-- start Records supplied --

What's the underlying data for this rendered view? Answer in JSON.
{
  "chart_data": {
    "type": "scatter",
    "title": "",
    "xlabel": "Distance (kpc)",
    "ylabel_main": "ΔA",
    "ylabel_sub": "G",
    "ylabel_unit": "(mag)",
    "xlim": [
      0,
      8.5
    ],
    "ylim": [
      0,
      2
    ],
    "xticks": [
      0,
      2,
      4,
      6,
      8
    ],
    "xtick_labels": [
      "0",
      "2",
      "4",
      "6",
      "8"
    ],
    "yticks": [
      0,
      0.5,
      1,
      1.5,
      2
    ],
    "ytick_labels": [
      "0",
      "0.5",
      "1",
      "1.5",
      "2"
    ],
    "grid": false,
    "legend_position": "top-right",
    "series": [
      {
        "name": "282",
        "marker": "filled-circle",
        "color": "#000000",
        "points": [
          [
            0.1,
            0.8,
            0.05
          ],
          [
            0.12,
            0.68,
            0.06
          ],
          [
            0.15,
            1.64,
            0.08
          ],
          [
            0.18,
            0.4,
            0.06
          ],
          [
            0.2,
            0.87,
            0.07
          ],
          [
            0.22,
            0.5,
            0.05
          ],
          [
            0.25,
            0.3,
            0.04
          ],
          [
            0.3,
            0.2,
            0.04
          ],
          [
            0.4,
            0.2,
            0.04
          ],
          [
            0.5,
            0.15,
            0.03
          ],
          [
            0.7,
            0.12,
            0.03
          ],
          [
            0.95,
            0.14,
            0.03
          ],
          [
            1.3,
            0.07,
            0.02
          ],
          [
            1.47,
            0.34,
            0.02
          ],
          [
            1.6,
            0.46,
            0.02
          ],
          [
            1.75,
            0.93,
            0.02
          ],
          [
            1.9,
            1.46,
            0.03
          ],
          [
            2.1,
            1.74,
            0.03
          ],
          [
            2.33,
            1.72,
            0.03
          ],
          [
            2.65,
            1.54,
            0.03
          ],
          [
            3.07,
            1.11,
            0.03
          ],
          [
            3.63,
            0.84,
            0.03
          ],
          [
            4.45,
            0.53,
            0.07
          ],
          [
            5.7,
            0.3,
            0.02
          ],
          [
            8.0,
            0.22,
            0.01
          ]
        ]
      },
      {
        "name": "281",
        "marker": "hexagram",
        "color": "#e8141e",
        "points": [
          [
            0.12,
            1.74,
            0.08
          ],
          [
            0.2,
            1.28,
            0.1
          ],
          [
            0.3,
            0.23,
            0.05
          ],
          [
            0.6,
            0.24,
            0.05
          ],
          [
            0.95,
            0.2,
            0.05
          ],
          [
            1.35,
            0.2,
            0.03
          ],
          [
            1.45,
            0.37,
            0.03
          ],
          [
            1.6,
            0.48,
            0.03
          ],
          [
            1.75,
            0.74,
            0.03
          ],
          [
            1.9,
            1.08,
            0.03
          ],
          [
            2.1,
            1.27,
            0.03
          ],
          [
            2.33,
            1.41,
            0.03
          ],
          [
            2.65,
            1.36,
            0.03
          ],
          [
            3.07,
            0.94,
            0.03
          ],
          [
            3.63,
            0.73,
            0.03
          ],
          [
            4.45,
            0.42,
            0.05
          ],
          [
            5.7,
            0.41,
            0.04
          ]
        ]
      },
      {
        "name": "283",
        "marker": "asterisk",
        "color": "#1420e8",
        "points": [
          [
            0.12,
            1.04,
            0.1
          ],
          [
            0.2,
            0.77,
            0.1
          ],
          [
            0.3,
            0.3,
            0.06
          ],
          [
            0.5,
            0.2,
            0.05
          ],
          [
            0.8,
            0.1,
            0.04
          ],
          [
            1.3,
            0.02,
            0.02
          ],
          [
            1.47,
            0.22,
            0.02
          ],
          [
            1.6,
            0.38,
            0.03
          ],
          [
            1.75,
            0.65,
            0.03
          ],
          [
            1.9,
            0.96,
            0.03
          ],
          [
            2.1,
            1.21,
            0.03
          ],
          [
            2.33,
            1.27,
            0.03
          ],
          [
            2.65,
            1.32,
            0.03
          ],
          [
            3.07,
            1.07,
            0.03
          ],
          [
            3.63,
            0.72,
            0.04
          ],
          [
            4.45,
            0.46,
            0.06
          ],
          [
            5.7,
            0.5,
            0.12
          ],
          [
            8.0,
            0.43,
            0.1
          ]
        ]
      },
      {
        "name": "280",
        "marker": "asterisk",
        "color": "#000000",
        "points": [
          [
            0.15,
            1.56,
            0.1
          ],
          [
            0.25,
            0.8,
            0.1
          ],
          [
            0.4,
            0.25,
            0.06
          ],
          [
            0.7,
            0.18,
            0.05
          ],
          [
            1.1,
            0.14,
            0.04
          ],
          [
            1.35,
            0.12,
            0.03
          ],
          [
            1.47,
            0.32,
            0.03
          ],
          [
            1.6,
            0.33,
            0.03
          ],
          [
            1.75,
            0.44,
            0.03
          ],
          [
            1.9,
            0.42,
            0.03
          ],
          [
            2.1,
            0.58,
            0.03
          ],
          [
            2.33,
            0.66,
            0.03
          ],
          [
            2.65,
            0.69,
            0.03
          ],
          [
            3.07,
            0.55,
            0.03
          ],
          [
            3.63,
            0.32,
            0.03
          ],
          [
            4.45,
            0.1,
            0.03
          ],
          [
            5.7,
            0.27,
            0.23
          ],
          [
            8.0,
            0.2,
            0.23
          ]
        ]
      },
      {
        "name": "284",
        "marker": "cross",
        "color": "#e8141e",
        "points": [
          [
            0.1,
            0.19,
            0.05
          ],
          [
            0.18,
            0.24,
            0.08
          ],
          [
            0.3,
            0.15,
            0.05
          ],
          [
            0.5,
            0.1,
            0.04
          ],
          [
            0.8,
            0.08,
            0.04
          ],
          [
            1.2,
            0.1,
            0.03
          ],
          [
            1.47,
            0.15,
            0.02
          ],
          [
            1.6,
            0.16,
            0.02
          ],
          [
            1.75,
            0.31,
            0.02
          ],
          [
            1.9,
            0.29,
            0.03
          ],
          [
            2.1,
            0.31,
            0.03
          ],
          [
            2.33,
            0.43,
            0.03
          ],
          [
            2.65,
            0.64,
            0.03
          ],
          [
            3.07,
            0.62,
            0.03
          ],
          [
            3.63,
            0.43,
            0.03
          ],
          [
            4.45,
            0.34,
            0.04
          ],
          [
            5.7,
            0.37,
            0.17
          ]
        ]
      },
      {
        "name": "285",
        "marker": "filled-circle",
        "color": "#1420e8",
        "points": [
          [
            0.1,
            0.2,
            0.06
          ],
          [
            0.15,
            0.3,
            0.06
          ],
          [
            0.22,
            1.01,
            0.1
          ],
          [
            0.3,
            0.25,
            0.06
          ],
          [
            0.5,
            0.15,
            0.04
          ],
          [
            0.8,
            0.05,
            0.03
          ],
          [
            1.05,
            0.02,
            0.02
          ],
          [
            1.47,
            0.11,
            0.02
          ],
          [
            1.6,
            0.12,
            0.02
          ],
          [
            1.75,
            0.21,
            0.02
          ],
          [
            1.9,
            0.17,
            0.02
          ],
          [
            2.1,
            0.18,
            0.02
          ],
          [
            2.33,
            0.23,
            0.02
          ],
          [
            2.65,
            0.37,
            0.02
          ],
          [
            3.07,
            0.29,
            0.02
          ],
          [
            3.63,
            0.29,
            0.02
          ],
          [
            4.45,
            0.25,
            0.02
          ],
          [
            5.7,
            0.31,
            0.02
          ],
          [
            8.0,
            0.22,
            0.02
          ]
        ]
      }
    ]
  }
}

-- end Records supplied --

What is expected: Nothing should be left out: repeat all of the data exactly.

Full solution:
What's the underlying data for this rendered view? Answer in JSON.
{
  "chart_data": {
    "type": "scatter",
    "title": "",
    "xlabel": "Distance (kpc)",
    "ylabel_main": "ΔA",
    "ylabel_sub": "G",
    "ylabel_unit": "(mag)",
    "xlim": [
      0,
      8.5
    ],
    "ylim": [
      0,
      2
    ],
    "xticks": [
      0,
      2,
      4,
      6,
      8
    ],
    "xtick_labels": [
      "0",
      "2",
      "4",
      "6",
      "8"
    ],
    "yticks": [
      0,
      0.5,
      1,
      1.5,
      2
    ],
    "ytick_labels": [
      "0",
      "0.5",
      "1",
      "1.5",
      "2"
    ],
    "grid": false,
    "legend_position": "top-right",
    "series": [
      {
        "name": "282",
        "marker": "filled-circle",
        "color": "#000000",
        "points": [
          [
            0.1,
            0.8,
            0.05
          ],
          [
            0.12,
            0.68,
            0.06
          ],
          [
            0.15,
            1.64,
            0.08
          ],
          [
            0.18,
            0.4,
            0.06
          ],
          [
            0.2,
            0.87,
            0.07
          ],
          [
            0.22,
            0.5,
            0.05
          ],
          [
            0.25,
            0.3,
            0.04
          ],
          [
            0.3,
            0.2,
            0.04
          ],
          [
            0.4,
            0.2,
            0.04
          ],
          [
            0.5,
            0.15,
            0.03
          ],
          [
            0.7,
            0.12,
            0.03
          ],
          [
            0.95,
            0.14,
            0.03
          ],
          [
            1.3,
            0.07,
            0.02
          ],
          [
            1.47,
            0.34,
            0.02
          ],
          [
            1.6,
            0.46,
            0.02
          ],
          [
            1.75,
            0.93,
            0.02
          ],
          [
            1.9,
            1.46,
            0.03
          ],
          [
            2.1,
            1.74,
            0.03
          ],
          [
            2.33,
            1.72,
            0.03
          ],
          [
            2.65,
            1.54,
            0.03
          ],
          [
            3.07,
            1.11,
            0.03
          ],
          [
            3.63,
            0.84,
            0.03
          ],
          [
            4.45,
            0.53,
            0.07
          ],
          [
            5.7,
            0.3,
            0.02
          ],
          [
            8.0,
            0.22,
            0.01
          ]
        ]
      },
      {
        "name": "281",
        "marker": "hexagram",
        "color": "#e8141e",
        "points": [
          [
            0.12,
            1.74,
            0.08
          ],
          [
            0.2,
            1.28,
            0.1
          ],
          [
            0.3,
            0.23,
            0.05
          ],
          [
            0.6,
            0.24,
            0.05
          ],
          [
            0.95,
            0.2,
            0.05
          ],
          [
            1.35,
            0.2,
            0.03
          ],
          [
            1.45,
            0.37,
            0.03
          ],
          [
            1.6,
            0.48,
            0.03
          ],
          [
            1.75,
            0.74,
            0.03
          ],
          [
            1.9,
            1.08,
            0.03
          ],
          [
            2.1,
            1.27,
            0.03
          ],
          [
            2.33,
            1.41,
            0.03
          ],
          [
            2.65,
            1.36,
            0.03
          ],
          [
            3.07,
            0.94,
            0.03
          ],
          [
            3.63,
            0.73,
            0.03
          ],
          [
            4.45,
            0.42,
            0.05
          ],
          [
            5.7,
            0.41,
            0.04
          ]
        ]
      },
      {
        "name": "283",
        "marker": "asterisk",
        "color": "#1420e8",
        "points": [
          [
            0.12,
            1.04,
            0.1
          ],
          [
            0.2,
            0.77,
            0.1
          ],
          [
            0.3,
            0.3,
            0.06
          ],
          [
            0.5,
            0.2,
            0.05
          ],
          [
            0.8,
            0.1,
            0.04
          ],
          [
            1.3,
            0.02,
            0.02
          ],
          [
            1.47,
            0.22,
            0.02
          ],
          [
            1.6,
            0.38,
            0.03
          ],
          [
            1.75,
            0.65,
            0.03
          ],
          [
            1.9,
            0.96,
            0.03
          ],
          [
            2.1,
            1.21,
            0.03
          ],
          [
            2.33,
            1.27,
            0.03
          ],
          [
            2.65,
            1.32,
            0.03
          ],
          [
            3.07,
            1.07,
            0.03
          ],
          [
            3.63,
            0.72,
            0.04
          ],
          [
            4.45,
            0.46,
            0.06
          ],
          [
            5.7,
            0.5,
            0.12
          ],
          [
            8.0,
            0.43,
            0.1
          ]
        ]
      },
      {
        "name": "280",
        "marker": "asterisk",
        "color": "#000000",
        "points": [
          [
            0.15,
            1.56,
            0.1
          ],
          [
            0.25,
            0.8,
            0.1
          ],
          [
            0.4,
            0.25,
            0.06
          ],
          [
            0.7,
            0.18,
            0.05
          ],
          [
            1.1,
            0.14,
            0.04
          ],
          [
            1.35,
            0.12,
            0.03
          ],
          [
            1.47,
            0.32,
            0.03
          ],
          [
            1.6,
            0.33,
            0.03
          ],
          [
            1.75,
            0.44,
            0.03
          ],
          [
            1.9,
            0.42,
            0.03
          ],
          [
            2.1,
            0.58,
            0.03
          ],
          [
            2.33,
            0.66,
            0.03
          ],
          [
            2.65,
            0.69,
            0.03
          ],
          [
            3.07,
            0.55,
            0.03
          ],
          [
            3.63,
            0.32,
            0.03
          ],
          [
            4.45,
            0.1,
            0.03
          ],
          [
            5.7,
            0.27,
            0.23
          ],
          [
            8.0,
            0.2,
            0.23
          ]
        ]
      },
      {
        "name": "284",
        "marker": "cross",
        "color": "#e8141e",
        "points": [
          [
            0.1,
            0.19,
            0.05
          ],
          [
            0.18,
            0.24,
            0.08
          ],
          [
            0.3,
            0.15,
            0.05
          ],
          [
            0.5,
            0.1,
            0.04
          ],
          [
            0.8,
            0.08,
            0.04
          ],
          [
            1.2,
            0.1,
            0.03
          ],
          [
            1.47,
            0.15,
            0.02
          ],
          [
            1.6,
            0.16,
            0.02
          ],
          [
            1.75,
            0.31,
            0.02
          ],
          [
            1.9,
            0.29,
            0.03
          ],
          [
            2.1,
            0.31,
            0.03
          ],
          [
            2.33,
            0.43,
            0.03
          ],
          [
            2.65,
            0.64,
            0.03
          ],
          [
            3.07,
            0.62,
            0.03
          ],
          [
            3.63,
            0.43,
            0.03
          ],
          [
            4.45,
            0.34,
            0.04
          ],
          [
            5.7,
            0.37,
            0.17
          ]
        ]
      },
      {
        "name": "285",
        "marker": "filled-circle",
        "color": "#1420e8",
        "points": [
          [
            0.1,
            0.2,
            0.06
          ],
          [
            0.15,
            0.3,
            0.06
          ],
          [
            0.22,
            1.01,
            0.1
          ],
          [
            0.3,
            0.25,
            0.06
          ],
          [
            0.5,
            0.15,
            0.04
          ],
          [
            0.8,
            0.05,
            0.03
          ],
          [
            1.05,
            0.02,
            0.02
          ],
          [
            1.47,
            0.11,
            0.02
          ],
          [
            1.6,
            0.12,
            0.02
          ],
          [
            1.75,
            0.21,
            0.02
          ],
          [
            1.9,
            0.17,
            0.02
          ],
          [
            2.1,
            0.18,
            0.02
          ],
          [
            2.33,
            0.23,
            0.02
          ],
          [
            2.65,
            0.37,
            0.02
          ],
          [
            3.07,
            0.29,
            0.02
          ],
          [
            3.63,
            0.29,
            0.02
          ],
          [
            4.45,
            0.25,
            0.02
          ],
          [
            5.7,
            0.31,
            0.02
          ],
          [
            8.0,
            0.22,
            0.02
          ]
        ]
      }
    ]
  }
}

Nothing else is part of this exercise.